- _Work to be completed_
Produce a word-for-word copy of the listing below without its pictures.

- _Entries_
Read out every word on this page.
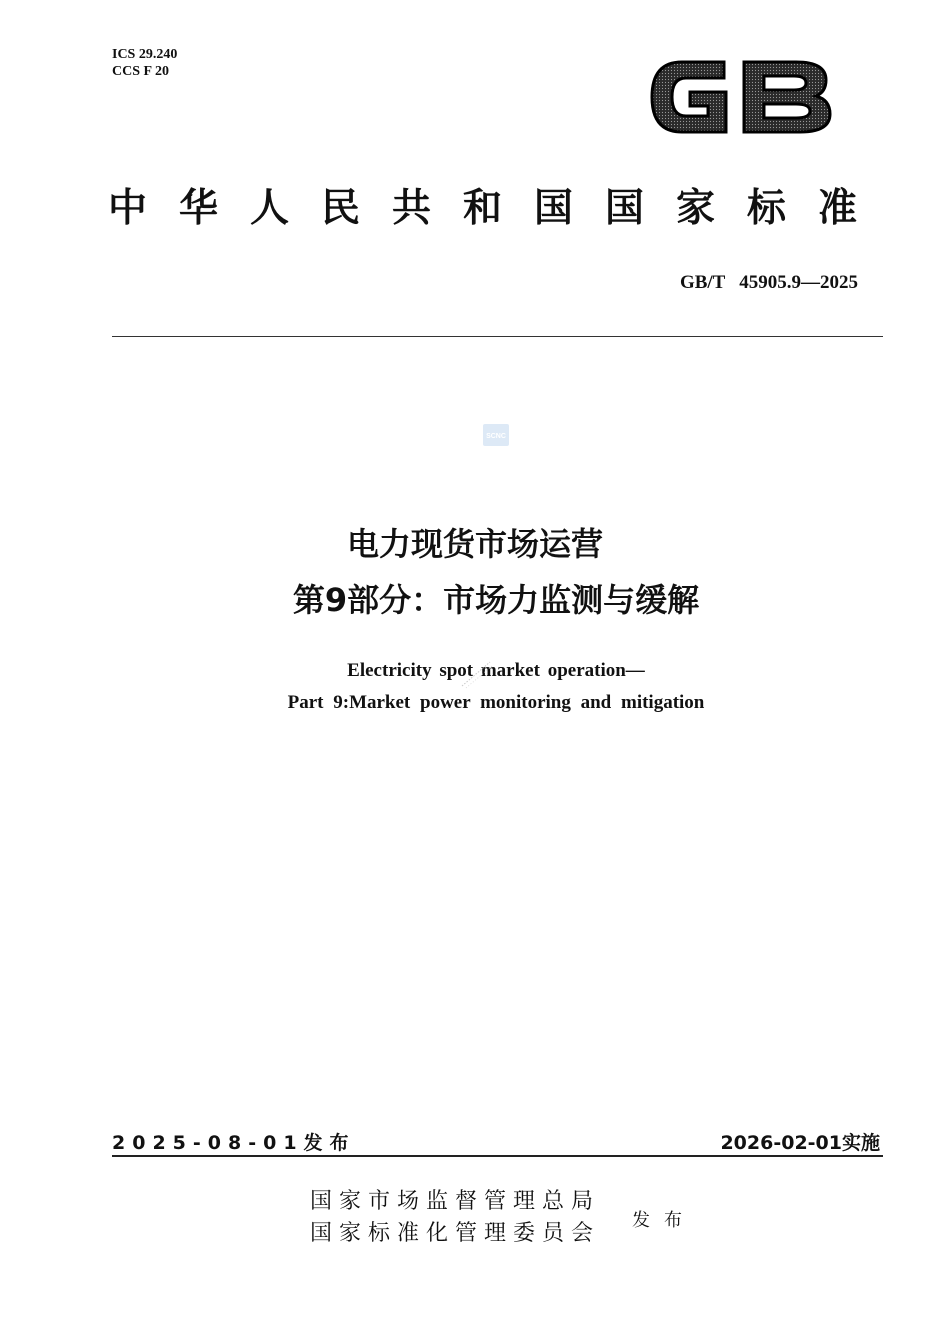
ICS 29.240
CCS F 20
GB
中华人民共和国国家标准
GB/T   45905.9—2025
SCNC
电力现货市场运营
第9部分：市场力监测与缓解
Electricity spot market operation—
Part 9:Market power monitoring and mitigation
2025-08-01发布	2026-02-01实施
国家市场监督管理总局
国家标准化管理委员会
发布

- _Complete answer_
Read out every word on this page.
ICS 29.240
CCS F 20
GB
中华人民共和国国家标准
GB/T   45905.9—2025
SCNC
电力现货市场运营
第9部分：市场力监测与缓解
Electricity spot market operation—
Part 9:Market power monitoring and mitigation
2025-08-01发布	2026-02-01实施
国家市场监督管理总局
国家标准化管理委员会
发布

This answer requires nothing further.